**ABOUT THIS EXERCISE:**
Your response should be the listing below, repeated exactly and in full.
"""
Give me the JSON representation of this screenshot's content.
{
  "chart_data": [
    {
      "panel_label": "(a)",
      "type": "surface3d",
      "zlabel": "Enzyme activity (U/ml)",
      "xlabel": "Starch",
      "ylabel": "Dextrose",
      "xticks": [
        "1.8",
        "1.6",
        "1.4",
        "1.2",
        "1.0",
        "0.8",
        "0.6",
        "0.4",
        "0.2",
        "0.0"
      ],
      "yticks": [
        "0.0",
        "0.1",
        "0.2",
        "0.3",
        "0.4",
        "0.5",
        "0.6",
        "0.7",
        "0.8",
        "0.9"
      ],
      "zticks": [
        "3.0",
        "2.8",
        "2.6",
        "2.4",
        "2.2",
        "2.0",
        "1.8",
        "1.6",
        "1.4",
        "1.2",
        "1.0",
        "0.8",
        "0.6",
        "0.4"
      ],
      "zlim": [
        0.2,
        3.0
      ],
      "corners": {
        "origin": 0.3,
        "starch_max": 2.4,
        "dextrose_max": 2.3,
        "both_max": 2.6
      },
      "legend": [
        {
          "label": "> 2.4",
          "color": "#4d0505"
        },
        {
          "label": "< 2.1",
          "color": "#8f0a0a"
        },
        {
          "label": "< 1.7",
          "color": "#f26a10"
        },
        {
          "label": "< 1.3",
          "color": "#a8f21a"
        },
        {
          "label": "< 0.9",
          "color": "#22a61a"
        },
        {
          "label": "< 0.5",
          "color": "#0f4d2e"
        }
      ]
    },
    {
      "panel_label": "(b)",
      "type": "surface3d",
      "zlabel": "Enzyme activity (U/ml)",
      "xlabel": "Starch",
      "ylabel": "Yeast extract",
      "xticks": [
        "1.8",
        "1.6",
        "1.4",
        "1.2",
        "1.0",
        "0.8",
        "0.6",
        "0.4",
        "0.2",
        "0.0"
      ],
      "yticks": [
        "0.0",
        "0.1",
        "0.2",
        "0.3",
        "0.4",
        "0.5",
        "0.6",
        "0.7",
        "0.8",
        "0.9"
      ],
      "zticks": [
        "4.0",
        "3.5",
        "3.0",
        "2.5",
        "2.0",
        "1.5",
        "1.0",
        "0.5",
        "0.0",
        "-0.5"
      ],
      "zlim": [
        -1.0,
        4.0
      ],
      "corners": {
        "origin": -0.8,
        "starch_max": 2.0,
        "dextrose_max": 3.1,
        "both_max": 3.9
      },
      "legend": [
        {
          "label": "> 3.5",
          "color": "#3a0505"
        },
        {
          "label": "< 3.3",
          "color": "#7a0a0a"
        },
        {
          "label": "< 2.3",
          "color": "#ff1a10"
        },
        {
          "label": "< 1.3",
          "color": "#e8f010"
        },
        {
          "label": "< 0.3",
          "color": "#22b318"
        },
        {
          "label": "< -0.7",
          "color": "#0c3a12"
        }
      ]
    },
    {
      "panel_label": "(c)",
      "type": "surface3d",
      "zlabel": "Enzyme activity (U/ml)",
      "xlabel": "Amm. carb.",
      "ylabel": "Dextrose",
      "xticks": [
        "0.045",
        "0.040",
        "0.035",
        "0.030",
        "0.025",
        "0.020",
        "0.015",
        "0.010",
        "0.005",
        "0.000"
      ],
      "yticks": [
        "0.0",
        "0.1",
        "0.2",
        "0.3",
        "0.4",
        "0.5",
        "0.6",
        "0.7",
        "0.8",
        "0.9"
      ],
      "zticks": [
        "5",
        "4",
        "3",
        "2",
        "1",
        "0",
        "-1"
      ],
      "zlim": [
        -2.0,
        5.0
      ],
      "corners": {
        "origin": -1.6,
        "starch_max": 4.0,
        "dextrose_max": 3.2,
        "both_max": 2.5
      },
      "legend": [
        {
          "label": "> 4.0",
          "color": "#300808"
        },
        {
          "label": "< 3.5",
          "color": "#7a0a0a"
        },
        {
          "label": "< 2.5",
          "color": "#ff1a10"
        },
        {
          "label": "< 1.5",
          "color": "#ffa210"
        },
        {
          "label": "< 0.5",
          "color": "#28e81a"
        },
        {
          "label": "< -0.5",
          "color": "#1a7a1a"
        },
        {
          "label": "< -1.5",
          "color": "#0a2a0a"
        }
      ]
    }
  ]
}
"""
**RESULT OF THIS TASK:**
Give me the JSON representation of this screenshot's content.
{
  "chart_data": [
    {
      "panel_label": "(a)",
      "type": "surface3d",
      "zlabel": "Enzyme activity (U/ml)",
      "xlabel": "Starch",
      "ylabel": "Dextrose",
      "xticks": [
        "1.8",
        "1.6",
        "1.4",
        "1.2",
        "1.0",
        "0.8",
        "0.6",
        "0.4",
        "0.2",
        "0.0"
      ],
      "yticks": [
        "0.0",
        "0.1",
        "0.2",
        "0.3",
        "0.4",
        "0.5",
        "0.6",
        "0.7",
        "0.8",
        "0.9"
      ],
      "zticks": [
        "3.0",
        "2.8",
        "2.6",
        "2.4",
        "2.2",
        "2.0",
        "1.8",
        "1.6",
        "1.4",
        "1.2",
        "1.0",
        "0.8",
        "0.6",
        "0.4"
      ],
      "zlim": [
        0.2,
        3.0
      ],
      "corners": {
        "origin": 0.3,
        "starch_max": 2.4,
        "dextrose_max": 2.3,
        "both_max": 2.6
      },
      "legend": [
        {
          "label": "> 2.4",
          "color": "#4d0505"
        },
        {
          "label": "< 2.1",
          "color": "#8f0a0a"
        },
        {
          "label": "< 1.7",
          "color": "#f26a10"
        },
        {
          "label": "< 1.3",
          "color": "#a8f21a"
        },
        {
          "label": "< 0.9",
          "color": "#22a61a"
        },
        {
          "label": "< 0.5",
          "color": "#0f4d2e"
        }
      ]
    },
    {
      "panel_label": "(b)",
      "type": "surface3d",
      "zlabel": "Enzyme activity (U/ml)",
      "xlabel": "Starch",
      "ylabel": "Yeast extract",
      "xticks": [
        "1.8",
        "1.6",
        "1.4",
        "1.2",
        "1.0",
        "0.8",
        "0.6",
        "0.4",
        "0.2",
        "0.0"
      ],
      "yticks": [
        "0.0",
        "0.1",
        "0.2",
        "0.3",
        "0.4",
        "0.5",
        "0.6",
        "0.7",
        "0.8",
        "0.9"
      ],
      "zticks": [
        "4.0",
        "3.5",
        "3.0",
        "2.5",
        "2.0",
        "1.5",
        "1.0",
        "0.5",
        "0.0",
        "-0.5"
      ],
      "zlim": [
        -1.0,
        4.0
      ],
      "corners": {
        "origin": -0.8,
        "starch_max": 2.0,
        "dextrose_max": 3.1,
        "both_max": 3.9
      },
      "legend": [
        {
          "label": "> 3.5",
          "color": "#3a0505"
        },
        {
          "label": "< 3.3",
          "color": "#7a0a0a"
        },
        {
          "label": "< 2.3",
          "color": "#ff1a10"
        },
        {
          "label": "< 1.3",
          "color": "#e8f010"
        },
        {
          "label": "< 0.3",
          "color": "#22b318"
        },
        {
          "label": "< -0.7",
          "color": "#0c3a12"
        }
      ]
    },
    {
      "panel_label": "(c)",
      "type": "surface3d",
      "zlabel": "Enzyme activity (U/ml)",
      "xlabel": "Amm. carb.",
      "ylabel": "Dextrose",
      "xticks": [
        "0.045",
        "0.040",
        "0.035",
        "0.030",
        "0.025",
        "0.020",
        "0.015",
        "0.010",
        "0.005",
        "0.000"
      ],
      "yticks": [
        "0.0",
        "0.1",
        "0.2",
        "0.3",
        "0.4",
        "0.5",
        "0.6",
        "0.7",
        "0.8",
        "0.9"
      ],
      "zticks": [
        "5",
        "4",
        "3",
        "2",
        "1",
        "0",
        "-1"
      ],
      "zlim": [
        -2.0,
        5.0
      ],
      "corners": {
        "origin": -1.6,
        "starch_max": 4.0,
        "dextrose_max": 3.2,
        "both_max": 2.5
      },
      "legend": [
        {
          "label": "> 4.0",
          "color": "#300808"
        },
        {
          "label": "< 3.5",
          "color": "#7a0a0a"
        },
        {
          "label": "< 2.5",
          "color": "#ff1a10"
        },
        {
          "label": "< 1.5",
          "color": "#ffa210"
        },
        {
          "label": "< 0.5",
          "color": "#28e81a"
        },
        {
          "label": "< -0.5",
          "color": "#1a7a1a"
        },
        {
          "label": "< -1.5",
          "color": "#0a2a0a"
        }
      ]
    }
  ]
}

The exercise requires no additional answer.